◆ WHAT IS ASKED ◆
Reproduce the material in full, unchanged.

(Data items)
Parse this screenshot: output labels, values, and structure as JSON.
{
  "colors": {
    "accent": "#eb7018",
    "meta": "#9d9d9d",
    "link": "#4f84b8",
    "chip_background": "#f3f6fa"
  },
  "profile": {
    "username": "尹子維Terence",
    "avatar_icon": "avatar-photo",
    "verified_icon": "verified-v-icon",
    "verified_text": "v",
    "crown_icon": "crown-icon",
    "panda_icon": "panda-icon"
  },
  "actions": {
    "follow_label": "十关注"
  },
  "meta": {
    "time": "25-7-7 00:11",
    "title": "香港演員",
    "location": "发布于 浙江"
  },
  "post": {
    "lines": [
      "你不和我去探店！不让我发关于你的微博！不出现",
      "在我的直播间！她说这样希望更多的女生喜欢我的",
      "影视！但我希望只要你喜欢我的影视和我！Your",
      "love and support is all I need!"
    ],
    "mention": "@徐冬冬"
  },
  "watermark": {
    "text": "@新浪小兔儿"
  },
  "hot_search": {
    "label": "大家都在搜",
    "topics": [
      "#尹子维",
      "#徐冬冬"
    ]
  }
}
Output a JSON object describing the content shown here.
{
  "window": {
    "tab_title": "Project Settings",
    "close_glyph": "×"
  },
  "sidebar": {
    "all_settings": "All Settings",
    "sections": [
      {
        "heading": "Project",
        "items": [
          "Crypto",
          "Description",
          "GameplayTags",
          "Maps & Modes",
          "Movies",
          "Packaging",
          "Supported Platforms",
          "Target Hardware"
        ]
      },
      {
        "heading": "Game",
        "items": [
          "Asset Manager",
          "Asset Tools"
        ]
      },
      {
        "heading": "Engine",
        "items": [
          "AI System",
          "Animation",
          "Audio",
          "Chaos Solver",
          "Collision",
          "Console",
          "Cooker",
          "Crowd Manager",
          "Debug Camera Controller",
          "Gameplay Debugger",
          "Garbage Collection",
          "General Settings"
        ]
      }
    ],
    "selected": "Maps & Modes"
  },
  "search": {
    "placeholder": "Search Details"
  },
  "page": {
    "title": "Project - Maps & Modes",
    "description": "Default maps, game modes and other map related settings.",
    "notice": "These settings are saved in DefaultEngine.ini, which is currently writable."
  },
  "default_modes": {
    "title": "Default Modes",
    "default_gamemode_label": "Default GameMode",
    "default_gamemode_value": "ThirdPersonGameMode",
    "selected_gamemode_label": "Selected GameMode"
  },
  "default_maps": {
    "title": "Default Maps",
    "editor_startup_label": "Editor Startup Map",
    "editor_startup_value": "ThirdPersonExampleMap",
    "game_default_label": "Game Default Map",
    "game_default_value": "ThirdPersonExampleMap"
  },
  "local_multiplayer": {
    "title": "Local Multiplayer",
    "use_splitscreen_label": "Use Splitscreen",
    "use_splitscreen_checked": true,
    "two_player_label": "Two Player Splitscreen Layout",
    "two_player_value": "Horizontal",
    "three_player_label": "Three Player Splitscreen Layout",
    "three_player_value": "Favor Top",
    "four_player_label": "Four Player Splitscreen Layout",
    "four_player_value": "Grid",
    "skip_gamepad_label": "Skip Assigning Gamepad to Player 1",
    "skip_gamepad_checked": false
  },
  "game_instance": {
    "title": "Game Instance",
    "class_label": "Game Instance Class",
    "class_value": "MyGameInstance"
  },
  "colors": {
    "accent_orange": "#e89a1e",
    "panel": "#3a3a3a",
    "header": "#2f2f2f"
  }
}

◆ EXERCISE RESULT ◆
Parse this screenshot: output labels, values, and structure as JSON.
{
  "colors": {
    "accent": "#eb7018",
    "meta": "#9d9d9d",
    "link": "#4f84b8",
    "chip_background": "#f3f6fa"
  },
  "profile": {
    "username": "尹子維Terence",
    "avatar_icon": "avatar-photo",
    "verified_icon": "verified-v-icon",
    "verified_text": "v",
    "crown_icon": "crown-icon",
    "panda_icon": "panda-icon"
  },
  "actions": {
    "follow_label": "十关注"
  },
  "meta": {
    "time": "25-7-7 00:11",
    "title": "香港演員",
    "location": "发布于 浙江"
  },
  "post": {
    "lines": [
      "你不和我去探店！不让我发关于你的微博！不出现",
      "在我的直播间！她说这样希望更多的女生喜欢我的",
      "影视！但我希望只要你喜欢我的影视和我！Your",
      "love and support is all I need!"
    ],
    "mention": "@徐冬冬"
  },
  "watermark": {
    "text": "@新浪小兔儿"
  },
  "hot_search": {
    "label": "大家都在搜",
    "topics": [
      "#尹子维",
      "#徐冬冬"
    ]
  }
}
Output a JSON object describing the content shown here.
{
  "window": {
    "tab_title": "Project Settings",
    "close_glyph": "×"
  },
  "sidebar": {
    "all_settings": "All Settings",
    "sections": [
      {
        "heading": "Project",
        "items": [
          "Crypto",
          "Description",
          "GameplayTags",
          "Maps & Modes",
          "Movies",
          "Packaging",
          "Supported Platforms",
          "Target Hardware"
        ]
      },
      {
        "heading": "Game",
        "items": [
          "Asset Manager",
          "Asset Tools"
        ]
      },
      {
        "heading": "Engine",
        "items": [
          "AI System",
          "Animation",
          "Audio",
          "Chaos Solver",
          "Collision",
          "Console",
          "Cooker",
          "Crowd Manager",
          "Debug Camera Controller",
          "Gameplay Debugger",
          "Garbage Collection",
          "General Settings"
        ]
      }
    ],
    "selected": "Maps & Modes"
  },
  "search": {
    "placeholder": "Search Details"
  },
  "page": {
    "title": "Project - Maps & Modes",
    "description": "Default maps, game modes and other map related settings.",
    "notice": "These settings are saved in DefaultEngine.ini, which is currently writable."
  },
  "default_modes": {
    "title": "Default Modes",
    "default_gamemode_label": "Default GameMode",
    "default_gamemode_value": "ThirdPersonGameMode",
    "selected_gamemode_label": "Selected GameMode"
  },
  "default_maps": {
    "title": "Default Maps",
    "editor_startup_label": "Editor Startup Map",
    "editor_startup_value": "ThirdPersonExampleMap",
    "game_default_label": "Game Default Map",
    "game_default_value": "ThirdPersonExampleMap"
  },
  "local_multiplayer": {
    "title": "Local Multiplayer",
    "use_splitscreen_label": "Use Splitscreen",
    "use_splitscreen_checked": true,
    "two_player_label": "Two Player Splitscreen Layout",
    "two_player_value": "Horizontal",
    "three_player_label": "Three Player Splitscreen Layout",
    "three_player_value": "Favor Top",
    "four_player_label": "Four Player Splitscreen Layout",
    "four_player_value": "Grid",
    "skip_gamepad_label": "Skip Assigning Gamepad to Player 1",
    "skip_gamepad_checked": false
  },
  "game_instance": {
    "title": "Game Instance",
    "class_label": "Game Instance Class",
    "class_value": "MyGameInstance"
  },
  "colors": {
    "accent_orange": "#e89a1e",
    "panel": "#3a3a3a",
    "header": "#2f2f2f"
  }
}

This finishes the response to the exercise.